■ **TASK TO COMPLETE**
Find and return each line containing "развитие".

■ **EXERCISE MATERIAL**

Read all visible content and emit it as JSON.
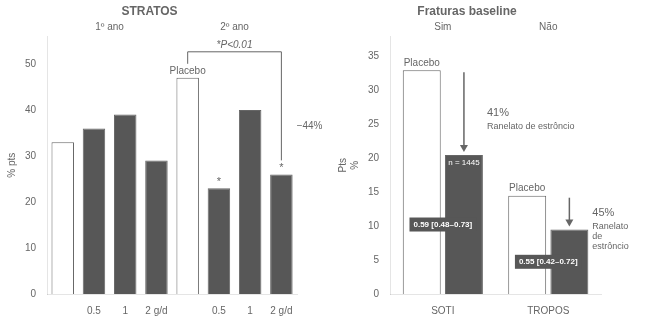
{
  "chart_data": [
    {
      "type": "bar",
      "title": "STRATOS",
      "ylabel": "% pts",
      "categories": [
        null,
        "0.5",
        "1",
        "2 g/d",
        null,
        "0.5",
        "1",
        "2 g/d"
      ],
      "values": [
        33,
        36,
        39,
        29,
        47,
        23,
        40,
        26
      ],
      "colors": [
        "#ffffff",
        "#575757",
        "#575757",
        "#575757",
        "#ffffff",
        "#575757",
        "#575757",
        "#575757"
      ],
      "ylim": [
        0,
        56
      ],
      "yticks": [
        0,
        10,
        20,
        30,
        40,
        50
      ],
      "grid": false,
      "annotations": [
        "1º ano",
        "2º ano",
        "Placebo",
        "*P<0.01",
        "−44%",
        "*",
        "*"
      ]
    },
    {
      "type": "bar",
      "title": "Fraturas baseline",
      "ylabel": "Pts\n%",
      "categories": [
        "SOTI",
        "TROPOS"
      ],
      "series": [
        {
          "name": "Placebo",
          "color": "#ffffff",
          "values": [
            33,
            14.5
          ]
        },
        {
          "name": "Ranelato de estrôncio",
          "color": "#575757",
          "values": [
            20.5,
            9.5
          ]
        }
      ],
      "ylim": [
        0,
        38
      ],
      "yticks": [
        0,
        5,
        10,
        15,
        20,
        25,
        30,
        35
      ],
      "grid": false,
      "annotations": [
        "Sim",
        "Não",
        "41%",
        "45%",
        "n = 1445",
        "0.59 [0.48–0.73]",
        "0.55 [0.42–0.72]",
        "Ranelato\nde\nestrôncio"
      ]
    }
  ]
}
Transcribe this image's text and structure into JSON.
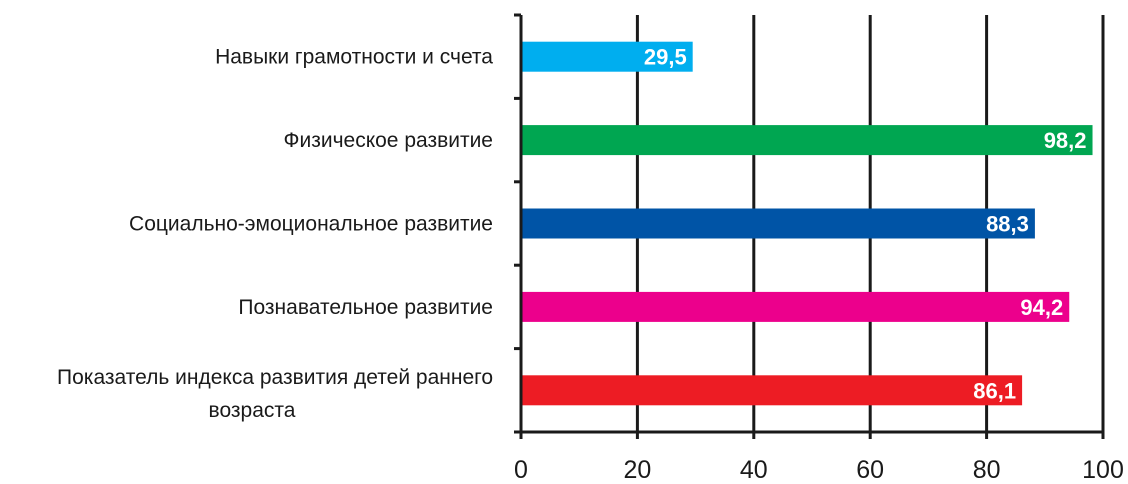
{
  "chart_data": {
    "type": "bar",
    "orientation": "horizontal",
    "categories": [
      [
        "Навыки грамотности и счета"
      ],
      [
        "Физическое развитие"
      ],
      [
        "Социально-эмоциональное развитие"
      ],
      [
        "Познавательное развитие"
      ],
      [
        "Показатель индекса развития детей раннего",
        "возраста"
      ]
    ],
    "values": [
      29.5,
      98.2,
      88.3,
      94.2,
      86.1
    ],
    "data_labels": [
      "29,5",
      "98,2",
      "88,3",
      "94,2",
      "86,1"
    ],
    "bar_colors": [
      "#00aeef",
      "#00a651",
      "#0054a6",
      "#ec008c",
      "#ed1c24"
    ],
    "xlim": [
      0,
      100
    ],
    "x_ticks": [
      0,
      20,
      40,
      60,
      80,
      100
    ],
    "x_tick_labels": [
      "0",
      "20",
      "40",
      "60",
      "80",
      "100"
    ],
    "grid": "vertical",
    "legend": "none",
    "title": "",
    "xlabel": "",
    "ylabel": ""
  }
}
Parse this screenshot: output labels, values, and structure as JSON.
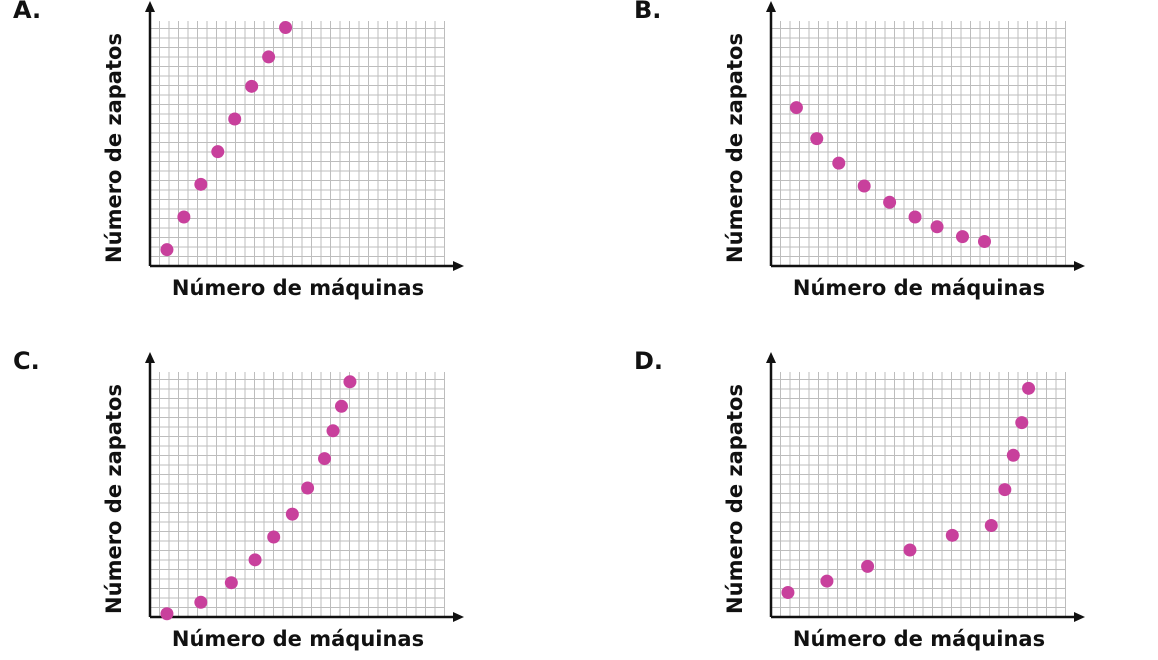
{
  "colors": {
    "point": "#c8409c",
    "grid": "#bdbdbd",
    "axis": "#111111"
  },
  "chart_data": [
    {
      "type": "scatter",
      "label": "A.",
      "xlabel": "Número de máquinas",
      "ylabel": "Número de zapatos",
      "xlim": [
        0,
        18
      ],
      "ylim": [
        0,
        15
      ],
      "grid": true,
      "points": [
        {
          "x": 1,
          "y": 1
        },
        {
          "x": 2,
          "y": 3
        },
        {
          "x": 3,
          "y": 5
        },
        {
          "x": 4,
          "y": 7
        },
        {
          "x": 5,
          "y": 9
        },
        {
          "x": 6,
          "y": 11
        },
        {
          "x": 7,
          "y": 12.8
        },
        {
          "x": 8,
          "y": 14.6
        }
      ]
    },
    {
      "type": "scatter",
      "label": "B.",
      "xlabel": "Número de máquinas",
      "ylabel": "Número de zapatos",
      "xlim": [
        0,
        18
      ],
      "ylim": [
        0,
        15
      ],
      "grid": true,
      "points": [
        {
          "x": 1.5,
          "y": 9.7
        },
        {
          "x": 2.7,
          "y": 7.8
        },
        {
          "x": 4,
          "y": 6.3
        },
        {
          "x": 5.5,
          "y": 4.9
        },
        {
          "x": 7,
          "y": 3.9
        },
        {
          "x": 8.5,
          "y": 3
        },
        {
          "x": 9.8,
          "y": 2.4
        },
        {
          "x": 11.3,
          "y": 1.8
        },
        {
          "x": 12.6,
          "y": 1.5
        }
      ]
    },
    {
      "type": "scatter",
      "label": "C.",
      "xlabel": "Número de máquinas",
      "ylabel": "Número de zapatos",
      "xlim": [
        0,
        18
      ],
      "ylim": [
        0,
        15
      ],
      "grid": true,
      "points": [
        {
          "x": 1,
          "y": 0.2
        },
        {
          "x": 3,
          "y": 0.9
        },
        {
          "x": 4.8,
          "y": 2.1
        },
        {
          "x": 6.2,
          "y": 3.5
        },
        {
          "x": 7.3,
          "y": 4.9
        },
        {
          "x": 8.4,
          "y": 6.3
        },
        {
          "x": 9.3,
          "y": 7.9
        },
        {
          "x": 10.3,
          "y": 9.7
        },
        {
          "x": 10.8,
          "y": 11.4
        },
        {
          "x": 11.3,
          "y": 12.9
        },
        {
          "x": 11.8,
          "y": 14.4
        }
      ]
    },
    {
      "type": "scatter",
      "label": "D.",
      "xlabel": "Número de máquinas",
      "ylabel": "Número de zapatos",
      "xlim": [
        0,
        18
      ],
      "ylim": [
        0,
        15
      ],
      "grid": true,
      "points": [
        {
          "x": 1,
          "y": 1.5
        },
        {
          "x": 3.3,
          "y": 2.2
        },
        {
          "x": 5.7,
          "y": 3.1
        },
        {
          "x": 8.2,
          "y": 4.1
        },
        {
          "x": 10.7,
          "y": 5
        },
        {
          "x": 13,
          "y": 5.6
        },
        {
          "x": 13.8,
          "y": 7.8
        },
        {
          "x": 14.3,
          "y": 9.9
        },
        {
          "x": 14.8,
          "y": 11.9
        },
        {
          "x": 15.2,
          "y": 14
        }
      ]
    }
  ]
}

■ **CORRECT OUTPUT**
        "Физическое развитие"
        "Социально-эмоциональное развитие"
        "Познавательное развитие"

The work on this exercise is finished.